Rows from a figure dataset.
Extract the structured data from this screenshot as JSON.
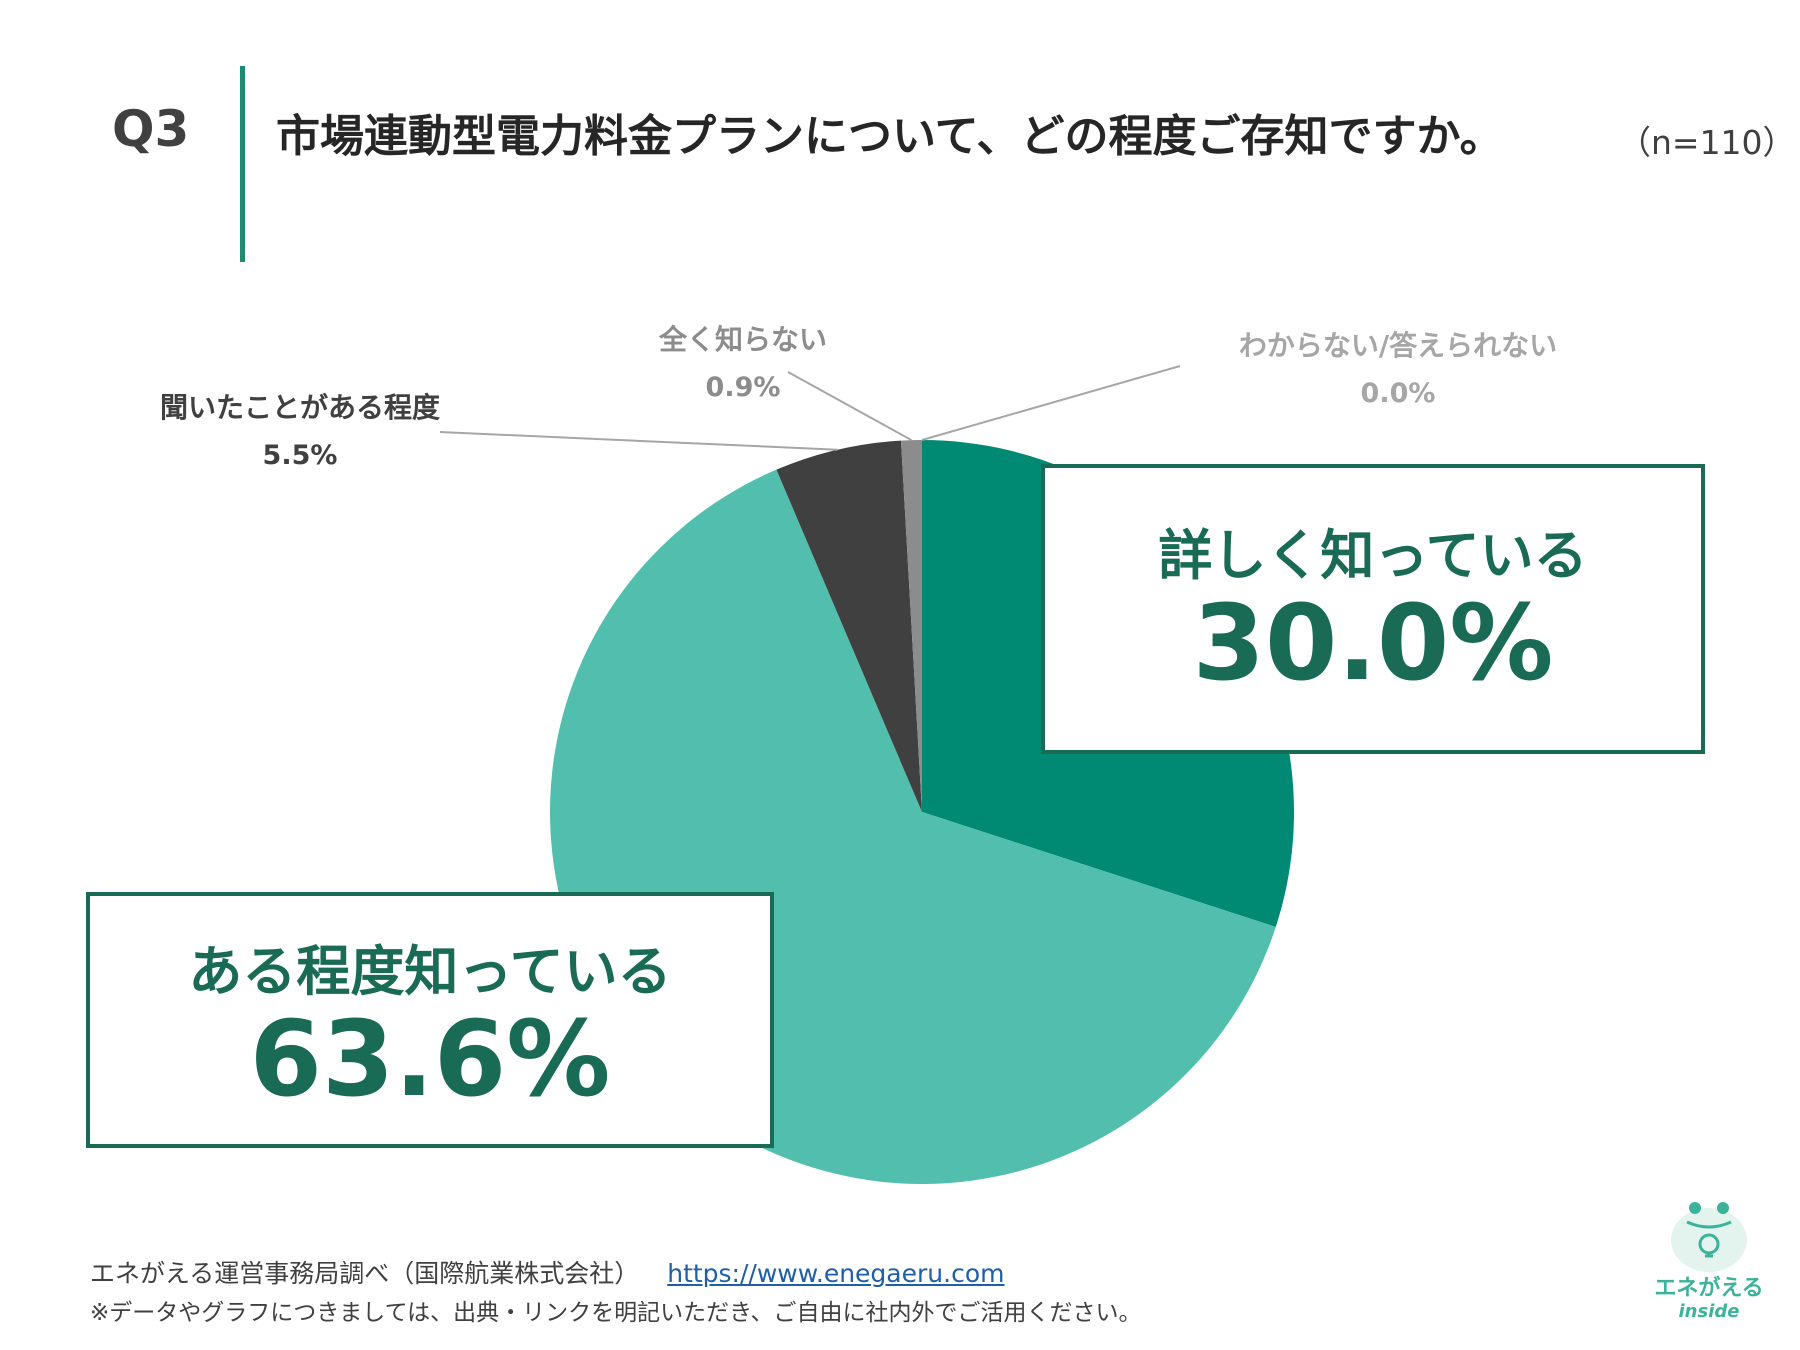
{
  "header": {
    "q_label": "Q3",
    "title": "市場連動型電力料金プランについて、どの程度ご存知ですか。",
    "n_label": "（n=110）"
  },
  "chart_data": {
    "type": "pie",
    "categories": [
      "詳しく知っている",
      "ある程度知っている",
      "聞いたことがある程度",
      "全く知らない",
      "わからない/答えられない"
    ],
    "values": [
      30.0,
      63.6,
      5.5,
      0.9,
      0.0
    ],
    "labels": [
      "30.0%",
      "63.6%",
      "5.5%",
      "0.9%",
      "0.0%"
    ],
    "colors": [
      "#008a73",
      "#52bfae",
      "#404040",
      "#8c8c8c",
      "#bfbfbf"
    ]
  },
  "footer": {
    "source": "エネがえる運営事務局調べ（国際航業株式会社）",
    "link": "https://www.enegaeru.com",
    "note": "※データやグラフにつきましては、出典・リンクを明記いただき、ご自由に社内外でご活用ください。"
  },
  "logo": {
    "name": "エネがえる",
    "sub": "inside"
  }
}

DIRECTIONS FOR THIS TASK. Transcribe the listing in full and omit the pictures.

EXERCISE RESPONSE.
Extract the structured data from this screenshot as JSON.
{
  "header": {
    "q_label": "Q3",
    "title": "市場連動型電力料金プランについて、どの程度ご存知ですか。",
    "n_label": "（n=110）"
  },
  "chart_data": {
    "type": "pie",
    "categories": [
      "詳しく知っている",
      "ある程度知っている",
      "聞いたことがある程度",
      "全く知らない",
      "わからない/答えられない"
    ],
    "values": [
      30.0,
      63.6,
      5.5,
      0.9,
      0.0
    ],
    "labels": [
      "30.0%",
      "63.6%",
      "5.5%",
      "0.9%",
      "0.0%"
    ],
    "colors": [
      "#008a73",
      "#52bfae",
      "#404040",
      "#8c8c8c",
      "#bfbfbf"
    ]
  },
  "footer": {
    "source": "エネがえる運営事務局調べ（国際航業株式会社）",
    "link": "https://www.enegaeru.com",
    "note": "※データやグラフにつきましては、出典・リンクを明記いただき、ご自由に社内外でご活用ください。"
  },
  "logo": {
    "name": "エネがえる",
    "sub": "inside"
  }
}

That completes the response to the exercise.